Written request —
Return all of the data exactly, with nothing left out but the pictures.
--- START OF Data for this exercise ---
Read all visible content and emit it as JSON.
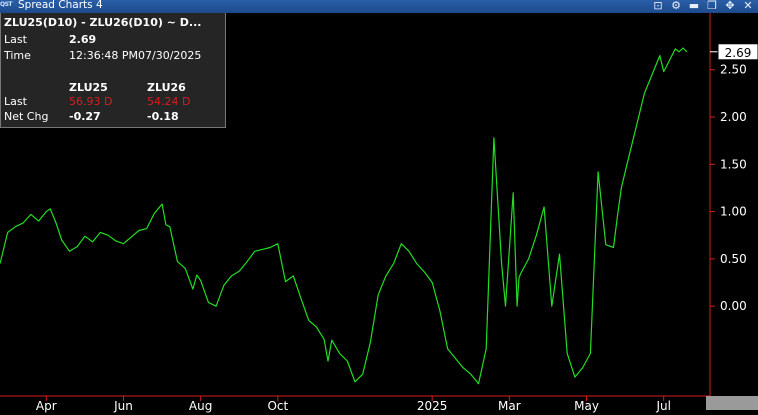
{
  "window": {
    "badge": "QST",
    "title": "Spread Charts 4",
    "controls": [
      {
        "name": "link-icon",
        "glyph": "⊡"
      },
      {
        "name": "gear-icon",
        "glyph": "⚙"
      },
      {
        "name": "minimize-icon",
        "glyph": "▬"
      },
      {
        "name": "restore-icon",
        "glyph": "❐"
      },
      {
        "name": "move-icon",
        "glyph": "✥"
      },
      {
        "name": "close-icon",
        "glyph": "✕"
      }
    ]
  },
  "info_panel": {
    "symbol": "ZLU25(D10) - ZLU26(D10) ~ D...",
    "last_label": "Last",
    "last_value": "2.69",
    "time_label": "Time",
    "time_value": "12:36:48 PM07/30/2025",
    "leg1_symbol": "ZLU25",
    "leg2_symbol": "ZLU26",
    "leg_last_label": "Last",
    "leg1_last": "56.93 D",
    "leg2_last": "54.24 D",
    "netchg_label": "Net Chg",
    "leg1_netchg": "-0.27",
    "leg2_netchg": "-0.18"
  },
  "chart_data": {
    "type": "line",
    "line_color": "#22dd22",
    "y_ticks": [
      "2.50",
      "2.00",
      "1.50",
      "1.00",
      "0.50",
      "0.00"
    ],
    "ylim": [
      -0.95,
      3.1
    ],
    "last_value_label": "2.69",
    "x_ticks": [
      {
        "label": "Apr",
        "x": 3.0
      },
      {
        "label": "Jun",
        "x": 5.0
      },
      {
        "label": "Aug",
        "x": 7.0
      },
      {
        "label": "Oct",
        "x": 9.0
      },
      {
        "label": "2025",
        "x": 13.0
      },
      {
        "label": "Mar",
        "x": 15.0
      },
      {
        "label": "May",
        "x": 17.0
      },
      {
        "label": "Jul",
        "x": 19.0
      }
    ],
    "xlim": [
      1.8,
      20.2
    ],
    "series": [
      {
        "x": [
          1.8,
          2.0,
          2.2,
          2.4,
          2.6,
          2.8,
          3.0,
          3.1,
          3.25,
          3.4,
          3.6,
          3.8,
          4.0,
          4.2,
          4.4,
          4.6,
          4.8,
          5.0,
          5.2,
          5.4,
          5.6,
          5.8,
          6.0,
          6.1,
          6.2,
          6.4,
          6.6,
          6.8,
          6.9,
          7.0,
          7.2,
          7.4,
          7.6,
          7.8,
          8.0,
          8.2,
          8.4,
          8.6,
          8.8,
          9.0,
          9.2,
          9.4,
          9.6,
          9.8,
          10.0,
          10.2,
          10.3,
          10.4,
          10.6,
          10.8,
          11.0,
          11.2,
          11.4,
          11.6,
          11.8,
          12.0,
          12.2,
          12.4,
          12.6,
          12.8,
          13.0,
          13.2,
          13.4,
          13.6,
          13.8,
          14.0,
          14.2,
          14.4,
          14.6,
          14.8,
          14.9,
          15.1,
          15.2,
          15.25,
          15.3,
          15.5,
          15.7,
          15.9,
          16.1,
          16.3,
          16.5,
          16.7,
          16.9,
          17.1,
          17.3,
          17.5,
          17.7,
          17.8,
          17.9,
          18.05,
          18.2,
          18.5,
          18.7,
          18.9,
          19.0,
          19.1,
          19.3,
          19.4,
          19.5,
          19.6
        ],
        "y": [
          0.45,
          0.78,
          0.84,
          0.88,
          0.97,
          0.9,
          1.0,
          1.03,
          0.88,
          0.7,
          0.58,
          0.63,
          0.74,
          0.68,
          0.78,
          0.75,
          0.69,
          0.66,
          0.73,
          0.8,
          0.82,
          0.98,
          1.08,
          0.86,
          0.84,
          0.47,
          0.4,
          0.18,
          0.33,
          0.27,
          0.04,
          0.0,
          0.22,
          0.32,
          0.37,
          0.47,
          0.58,
          0.6,
          0.62,
          0.66,
          0.26,
          0.32,
          0.08,
          -0.15,
          -0.22,
          -0.35,
          -0.58,
          -0.36,
          -0.5,
          -0.58,
          -0.8,
          -0.72,
          -0.38,
          0.12,
          0.32,
          0.45,
          0.66,
          0.58,
          0.45,
          0.36,
          0.25,
          -0.05,
          -0.45,
          -0.55,
          -0.65,
          -0.72,
          -0.82,
          -0.45,
          1.78,
          0.45,
          0.0,
          1.2,
          0.0,
          0.3,
          0.35,
          0.5,
          0.75,
          1.05,
          0.0,
          0.55,
          -0.5,
          -0.75,
          -0.65,
          -0.5,
          1.42,
          0.65,
          0.62,
          0.95,
          1.25,
          1.5,
          1.75,
          2.25,
          2.45,
          2.65,
          2.48,
          2.56,
          2.72,
          2.69,
          2.73,
          2.69
        ]
      }
    ]
  }
}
--- END OF Data for this exercise ---
Problem solution —
Read all visible content and emit it as JSON.
{
  "window": {
    "badge": "QST",
    "title": "Spread Charts 4",
    "controls": [
      {
        "name": "link-icon",
        "glyph": "⊡"
      },
      {
        "name": "gear-icon",
        "glyph": "⚙"
      },
      {
        "name": "minimize-icon",
        "glyph": "▬"
      },
      {
        "name": "restore-icon",
        "glyph": "❐"
      },
      {
        "name": "move-icon",
        "glyph": "✥"
      },
      {
        "name": "close-icon",
        "glyph": "✕"
      }
    ]
  },
  "info_panel": {
    "symbol": "ZLU25(D10) - ZLU26(D10) ~ D...",
    "last_label": "Last",
    "last_value": "2.69",
    "time_label": "Time",
    "time_value": "12:36:48 PM07/30/2025",
    "leg1_symbol": "ZLU25",
    "leg2_symbol": "ZLU26",
    "leg_last_label": "Last",
    "leg1_last": "56.93 D",
    "leg2_last": "54.24 D",
    "netchg_label": "Net Chg",
    "leg1_netchg": "-0.27",
    "leg2_netchg": "-0.18"
  },
  "chart_data": {
    "type": "line",
    "line_color": "#22dd22",
    "y_ticks": [
      "2.50",
      "2.00",
      "1.50",
      "1.00",
      "0.50",
      "0.00"
    ],
    "ylim": [
      -0.95,
      3.1
    ],
    "last_value_label": "2.69",
    "x_ticks": [
      {
        "label": "Apr",
        "x": 3.0
      },
      {
        "label": "Jun",
        "x": 5.0
      },
      {
        "label": "Aug",
        "x": 7.0
      },
      {
        "label": "Oct",
        "x": 9.0
      },
      {
        "label": "2025",
        "x": 13.0
      },
      {
        "label": "Mar",
        "x": 15.0
      },
      {
        "label": "May",
        "x": 17.0
      },
      {
        "label": "Jul",
        "x": 19.0
      }
    ],
    "xlim": [
      1.8,
      20.2
    ],
    "series": [
      {
        "x": [
          1.8,
          2.0,
          2.2,
          2.4,
          2.6,
          2.8,
          3.0,
          3.1,
          3.25,
          3.4,
          3.6,
          3.8,
          4.0,
          4.2,
          4.4,
          4.6,
          4.8,
          5.0,
          5.2,
          5.4,
          5.6,
          5.8,
          6.0,
          6.1,
          6.2,
          6.4,
          6.6,
          6.8,
          6.9,
          7.0,
          7.2,
          7.4,
          7.6,
          7.8,
          8.0,
          8.2,
          8.4,
          8.6,
          8.8,
          9.0,
          9.2,
          9.4,
          9.6,
          9.8,
          10.0,
          10.2,
          10.3,
          10.4,
          10.6,
          10.8,
          11.0,
          11.2,
          11.4,
          11.6,
          11.8,
          12.0,
          12.2,
          12.4,
          12.6,
          12.8,
          13.0,
          13.2,
          13.4,
          13.6,
          13.8,
          14.0,
          14.2,
          14.4,
          14.6,
          14.8,
          14.9,
          15.1,
          15.2,
          15.25,
          15.3,
          15.5,
          15.7,
          15.9,
          16.1,
          16.3,
          16.5,
          16.7,
          16.9,
          17.1,
          17.3,
          17.5,
          17.7,
          17.8,
          17.9,
          18.05,
          18.2,
          18.5,
          18.7,
          18.9,
          19.0,
          19.1,
          19.3,
          19.4,
          19.5,
          19.6
        ],
        "y": [
          0.45,
          0.78,
          0.84,
          0.88,
          0.97,
          0.9,
          1.0,
          1.03,
          0.88,
          0.7,
          0.58,
          0.63,
          0.74,
          0.68,
          0.78,
          0.75,
          0.69,
          0.66,
          0.73,
          0.8,
          0.82,
          0.98,
          1.08,
          0.86,
          0.84,
          0.47,
          0.4,
          0.18,
          0.33,
          0.27,
          0.04,
          0.0,
          0.22,
          0.32,
          0.37,
          0.47,
          0.58,
          0.6,
          0.62,
          0.66,
          0.26,
          0.32,
          0.08,
          -0.15,
          -0.22,
          -0.35,
          -0.58,
          -0.36,
          -0.5,
          -0.58,
          -0.8,
          -0.72,
          -0.38,
          0.12,
          0.32,
          0.45,
          0.66,
          0.58,
          0.45,
          0.36,
          0.25,
          -0.05,
          -0.45,
          -0.55,
          -0.65,
          -0.72,
          -0.82,
          -0.45,
          1.78,
          0.45,
          0.0,
          1.2,
          0.0,
          0.3,
          0.35,
          0.5,
          0.75,
          1.05,
          0.0,
          0.55,
          -0.5,
          -0.75,
          -0.65,
          -0.5,
          1.42,
          0.65,
          0.62,
          0.95,
          1.25,
          1.5,
          1.75,
          2.25,
          2.45,
          2.65,
          2.48,
          2.56,
          2.72,
          2.69,
          2.73,
          2.69
        ]
      }
    ]
  }
}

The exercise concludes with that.